> _WORK ITEM 1_: According to the excerpt on multiple sclerosis drugs and fatigue, how many patients with RRMS took part in the phase three OPTIMUM study?
> _WORK ITEM 2_: Write the next part of the excerpt on multiple sclerosis drugs and fatigue, starting right after its final heading.

> _EXCERPT TO READ_:
++++++

Siponimod is also known as Mayzent, an FDA-approved medication for CIS, RRMS and SPMS. Its lipophilic nature makes it capable of crossing the blood–brain barrier and act on sphingosine-1-phosphate. There are limited data on the relation between it and fatigue. In prior research, the safety of Siponimod has been explored, namely in the EXPAND trial which included 1099 secondary progressive MS patients for more than 5 years. It showed that fatigue may be reported as a side effect of Siponimod use with an incidence rate of 6.3% compared to 6.6% in the placebo group [29]. Hoffman et al. reported that among 1500 patients treated by Siponimod, fatigue and quality of life remained stable after 12 months using MFSC and EQ-5D, respectively [30].

4.2.3. Ponesimod

Ponesimod is a highly selective modulator of sphingosine-1-phosphate receptor 1 (S1P1) with low potential for drug–drug interaction because it is an orally active drug [62]. It also has no active metabolites. Ponesimod prevents lymphocytes from leaving lymphoid organs, which causes a quick, dose-dependent, and reversible decrease in peripheral blood lymphocyte levels ^[63][64][63,64]. Ponesimod was compared with teriflunomide in phase three OPTIMUM study, which included 1133 patients with RRMS. Ponesimod was significantly superior to teriflunomide in reducing fatigue using FSIQ-RRM with a mean score of −3.57 (−0.01 vs. 3.56; p < 0.001) in the ponesimod group [31].

4.2.4. Ozanimod

Ozanimod received FDA- approval in March 2020 to treat RRMS, active SPMS, and CIS. Ozanimod is a sphingosine-1-phosphate receptor (S1PR) modulator and is marketed under the trade name ZEPOSIA. The only S1PR modulator currently approved by the US FDA that does not need genetic testing or first-dose monitoring is Ozanimod, in contrast to earlier medications in its class ^[65][66][65,66]. The first study examined ozanimod on fatigue is the OCEAN study, which is still ongoing in Germany. It aims to include 1300 RRMMS patients over 36 months. Their primary outcomes include patient satisfaction and effectiveness. As a secondary outcome, it also aims to study fatigue and quality of life using FSMC and MSQOL-54, respectively [67].

4.3. Teriflunomide (Aubagio)

++++++

(Records from a data collection)
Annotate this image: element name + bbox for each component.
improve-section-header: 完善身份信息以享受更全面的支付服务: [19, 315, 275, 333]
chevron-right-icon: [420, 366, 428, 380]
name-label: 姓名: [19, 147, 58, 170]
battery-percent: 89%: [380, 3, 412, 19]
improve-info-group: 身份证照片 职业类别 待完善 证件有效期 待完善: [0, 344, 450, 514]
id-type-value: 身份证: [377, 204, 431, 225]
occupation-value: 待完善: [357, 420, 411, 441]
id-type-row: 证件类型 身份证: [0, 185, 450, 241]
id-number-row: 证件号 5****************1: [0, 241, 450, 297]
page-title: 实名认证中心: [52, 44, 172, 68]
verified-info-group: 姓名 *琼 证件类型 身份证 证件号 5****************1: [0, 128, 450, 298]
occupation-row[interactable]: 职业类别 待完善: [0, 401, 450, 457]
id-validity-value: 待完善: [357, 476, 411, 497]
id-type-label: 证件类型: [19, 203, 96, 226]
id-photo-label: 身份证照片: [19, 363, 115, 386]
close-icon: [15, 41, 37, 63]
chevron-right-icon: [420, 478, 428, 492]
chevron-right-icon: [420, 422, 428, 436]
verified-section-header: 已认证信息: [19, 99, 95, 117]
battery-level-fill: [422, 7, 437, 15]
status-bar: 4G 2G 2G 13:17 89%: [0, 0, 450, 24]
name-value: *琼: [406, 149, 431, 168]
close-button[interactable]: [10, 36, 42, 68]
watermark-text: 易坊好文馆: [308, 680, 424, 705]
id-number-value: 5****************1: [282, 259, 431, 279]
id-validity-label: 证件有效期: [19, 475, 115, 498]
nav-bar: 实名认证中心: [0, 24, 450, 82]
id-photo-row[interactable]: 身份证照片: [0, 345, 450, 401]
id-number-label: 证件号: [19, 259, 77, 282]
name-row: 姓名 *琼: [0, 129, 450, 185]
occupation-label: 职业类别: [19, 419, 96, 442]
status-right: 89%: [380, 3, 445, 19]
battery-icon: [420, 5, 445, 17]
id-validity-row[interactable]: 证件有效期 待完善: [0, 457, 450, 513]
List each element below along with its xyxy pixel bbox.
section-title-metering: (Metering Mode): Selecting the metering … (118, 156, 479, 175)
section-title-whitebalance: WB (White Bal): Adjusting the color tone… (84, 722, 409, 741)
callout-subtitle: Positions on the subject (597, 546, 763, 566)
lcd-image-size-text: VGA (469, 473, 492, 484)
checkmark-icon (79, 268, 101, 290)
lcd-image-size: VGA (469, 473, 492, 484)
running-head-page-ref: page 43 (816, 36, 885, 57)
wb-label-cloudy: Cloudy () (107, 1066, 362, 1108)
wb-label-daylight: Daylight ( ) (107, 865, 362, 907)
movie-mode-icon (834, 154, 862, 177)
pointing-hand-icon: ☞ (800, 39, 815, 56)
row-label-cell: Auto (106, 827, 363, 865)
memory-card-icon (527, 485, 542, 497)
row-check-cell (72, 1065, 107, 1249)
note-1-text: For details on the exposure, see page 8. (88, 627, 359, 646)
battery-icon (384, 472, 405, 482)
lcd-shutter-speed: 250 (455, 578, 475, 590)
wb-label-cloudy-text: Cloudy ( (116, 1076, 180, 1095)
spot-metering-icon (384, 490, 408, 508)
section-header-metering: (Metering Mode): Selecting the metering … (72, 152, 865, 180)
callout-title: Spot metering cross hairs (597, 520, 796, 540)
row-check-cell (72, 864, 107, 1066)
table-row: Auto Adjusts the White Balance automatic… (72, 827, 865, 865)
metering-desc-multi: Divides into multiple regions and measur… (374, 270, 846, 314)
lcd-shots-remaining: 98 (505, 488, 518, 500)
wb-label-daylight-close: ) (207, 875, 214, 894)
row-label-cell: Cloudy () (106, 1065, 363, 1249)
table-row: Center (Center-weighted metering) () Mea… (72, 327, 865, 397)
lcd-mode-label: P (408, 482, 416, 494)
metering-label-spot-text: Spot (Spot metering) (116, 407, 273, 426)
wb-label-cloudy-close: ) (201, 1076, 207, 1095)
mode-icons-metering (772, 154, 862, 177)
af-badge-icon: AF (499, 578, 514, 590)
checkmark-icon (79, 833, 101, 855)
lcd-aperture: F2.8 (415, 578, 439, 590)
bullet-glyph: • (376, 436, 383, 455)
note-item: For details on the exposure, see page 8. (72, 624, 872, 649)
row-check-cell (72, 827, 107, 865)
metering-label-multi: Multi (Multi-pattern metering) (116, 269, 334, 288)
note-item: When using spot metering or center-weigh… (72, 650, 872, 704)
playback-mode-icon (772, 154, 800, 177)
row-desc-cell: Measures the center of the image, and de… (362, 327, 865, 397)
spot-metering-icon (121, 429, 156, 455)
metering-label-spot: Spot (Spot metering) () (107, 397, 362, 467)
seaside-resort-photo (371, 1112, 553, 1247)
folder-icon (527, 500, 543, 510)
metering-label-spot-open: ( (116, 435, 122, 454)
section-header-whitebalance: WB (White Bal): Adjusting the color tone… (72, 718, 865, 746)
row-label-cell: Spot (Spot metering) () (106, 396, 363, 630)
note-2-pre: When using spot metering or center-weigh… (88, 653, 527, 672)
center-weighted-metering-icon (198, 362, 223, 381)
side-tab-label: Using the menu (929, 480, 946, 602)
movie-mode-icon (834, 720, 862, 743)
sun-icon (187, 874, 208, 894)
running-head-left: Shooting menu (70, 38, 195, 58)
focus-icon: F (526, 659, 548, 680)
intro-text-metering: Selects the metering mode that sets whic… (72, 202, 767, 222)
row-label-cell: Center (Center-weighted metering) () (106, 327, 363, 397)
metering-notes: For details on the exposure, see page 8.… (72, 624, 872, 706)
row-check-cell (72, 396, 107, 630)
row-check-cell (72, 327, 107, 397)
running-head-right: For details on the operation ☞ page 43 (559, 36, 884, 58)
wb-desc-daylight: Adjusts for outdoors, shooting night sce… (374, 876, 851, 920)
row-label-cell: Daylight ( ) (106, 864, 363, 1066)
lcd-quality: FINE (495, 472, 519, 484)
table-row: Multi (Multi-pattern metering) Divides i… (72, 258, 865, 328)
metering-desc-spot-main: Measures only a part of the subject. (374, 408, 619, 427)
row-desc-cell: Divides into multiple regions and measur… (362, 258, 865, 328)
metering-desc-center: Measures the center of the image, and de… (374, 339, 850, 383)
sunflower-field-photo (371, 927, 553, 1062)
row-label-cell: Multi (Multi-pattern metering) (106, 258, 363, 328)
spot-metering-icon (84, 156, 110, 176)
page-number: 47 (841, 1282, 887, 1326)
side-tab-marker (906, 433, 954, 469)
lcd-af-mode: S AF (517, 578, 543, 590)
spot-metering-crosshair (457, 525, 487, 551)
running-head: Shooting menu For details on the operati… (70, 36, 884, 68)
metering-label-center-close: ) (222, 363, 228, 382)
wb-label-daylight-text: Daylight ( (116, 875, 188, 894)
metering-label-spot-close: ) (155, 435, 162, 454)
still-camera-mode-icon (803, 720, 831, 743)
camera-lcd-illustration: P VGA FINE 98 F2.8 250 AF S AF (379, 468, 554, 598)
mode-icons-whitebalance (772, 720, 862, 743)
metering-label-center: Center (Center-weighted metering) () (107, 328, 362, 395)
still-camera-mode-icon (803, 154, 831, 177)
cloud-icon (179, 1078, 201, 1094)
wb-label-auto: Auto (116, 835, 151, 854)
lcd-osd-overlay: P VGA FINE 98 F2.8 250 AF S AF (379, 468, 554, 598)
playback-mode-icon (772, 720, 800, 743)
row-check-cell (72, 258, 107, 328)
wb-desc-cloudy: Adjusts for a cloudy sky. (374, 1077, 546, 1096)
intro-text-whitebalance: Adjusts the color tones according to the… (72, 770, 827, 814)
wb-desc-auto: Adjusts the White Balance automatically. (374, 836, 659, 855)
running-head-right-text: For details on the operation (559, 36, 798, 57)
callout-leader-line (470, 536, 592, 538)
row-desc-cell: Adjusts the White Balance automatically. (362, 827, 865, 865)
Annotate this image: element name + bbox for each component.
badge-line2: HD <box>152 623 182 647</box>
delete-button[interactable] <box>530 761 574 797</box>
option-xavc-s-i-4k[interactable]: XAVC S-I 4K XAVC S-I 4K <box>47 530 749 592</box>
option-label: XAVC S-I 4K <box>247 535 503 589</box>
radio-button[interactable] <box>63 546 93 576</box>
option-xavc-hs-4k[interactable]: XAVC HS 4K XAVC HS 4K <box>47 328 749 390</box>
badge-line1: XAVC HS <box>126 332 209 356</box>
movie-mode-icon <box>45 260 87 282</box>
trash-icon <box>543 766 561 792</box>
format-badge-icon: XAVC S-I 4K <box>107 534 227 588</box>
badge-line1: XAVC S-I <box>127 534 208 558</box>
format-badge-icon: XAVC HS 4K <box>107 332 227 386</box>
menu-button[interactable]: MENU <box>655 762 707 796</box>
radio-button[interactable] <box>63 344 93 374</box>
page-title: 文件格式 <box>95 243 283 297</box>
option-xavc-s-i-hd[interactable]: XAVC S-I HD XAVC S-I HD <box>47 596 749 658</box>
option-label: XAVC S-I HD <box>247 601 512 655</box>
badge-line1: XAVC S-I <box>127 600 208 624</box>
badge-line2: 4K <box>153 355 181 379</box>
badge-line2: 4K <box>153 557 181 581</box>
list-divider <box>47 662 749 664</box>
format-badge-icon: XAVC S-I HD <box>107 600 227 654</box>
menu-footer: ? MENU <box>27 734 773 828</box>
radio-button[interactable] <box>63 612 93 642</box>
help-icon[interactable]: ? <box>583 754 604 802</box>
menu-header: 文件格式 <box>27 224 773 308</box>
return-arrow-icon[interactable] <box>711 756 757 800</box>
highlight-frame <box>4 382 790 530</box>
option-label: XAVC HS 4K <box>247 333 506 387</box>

++++++

> _TASK OUTPUT 1_: The OPTIMUM study included 1133 patients with RRMS.

> _TASK OUTPUT 2_:
The FDA has approved teriflunomide for CIS and RRMS patients. It works by inhibiting mitochondrial dihydro-orotate dehydrogenase (DHODH), which results in less pyrimidine being synthesized, which is essential for the proliferation of lymphocytes. Therefore, the absence of DHODH caused by teriflunomide limits the ability of lymphocytes to attack the neurological system. Previous studies explore its effect on fatigue. A total of 324 individuals were randomly assigned to receive IFN-1a, teriflunomide 7 mg, or teriflunomide 14 mg. FIS scores showed more prominent fatigue in the INF-1a group, though differences were only significant when compared with teriflunomide 7 mg [33]. Additionally, in Teri-Real observational study, which includes 212 patients, the overall FIS score as well as its cognitive and psychosocial components remained stable. After two years, compared to the baseline, the physical component of FIS did exhibit a statistically significant improvement (11.33 vs. 13.09) [32]. Despite having a favorable outcome, Teri-FAST, which was a 2-year, prospective, observational study over 210 patients, confirmed that fatigue remained stable with no significant improvement [35]. Data from TEMSO and TOWER showed that there is an increased fatigue rate especially with relapses leading to hospitalization [34].

4.4. Cladribine

A deoxyadenosine analogue called cladribine is phosphorylated to form human lymphocyte-specific cytotoxin 2-chlorodeoxyadenosine triphosphate ^[68][69][68,69]. A prior two-year study examined how cladribine affected quality of life using the Multiple Sclerosis Quality of Life-54 (MSQOL-54) and the EuroQol five-dimension three-level (EQ-D5-3L)18. Low-dose cladribine 3.5 mg administered to 5148 RRMS patients showed marked improvement using EQ-5D but failed to show any statistical improvement using MSQOL-54 [36]. Further research is needed to reach a definite conclusion.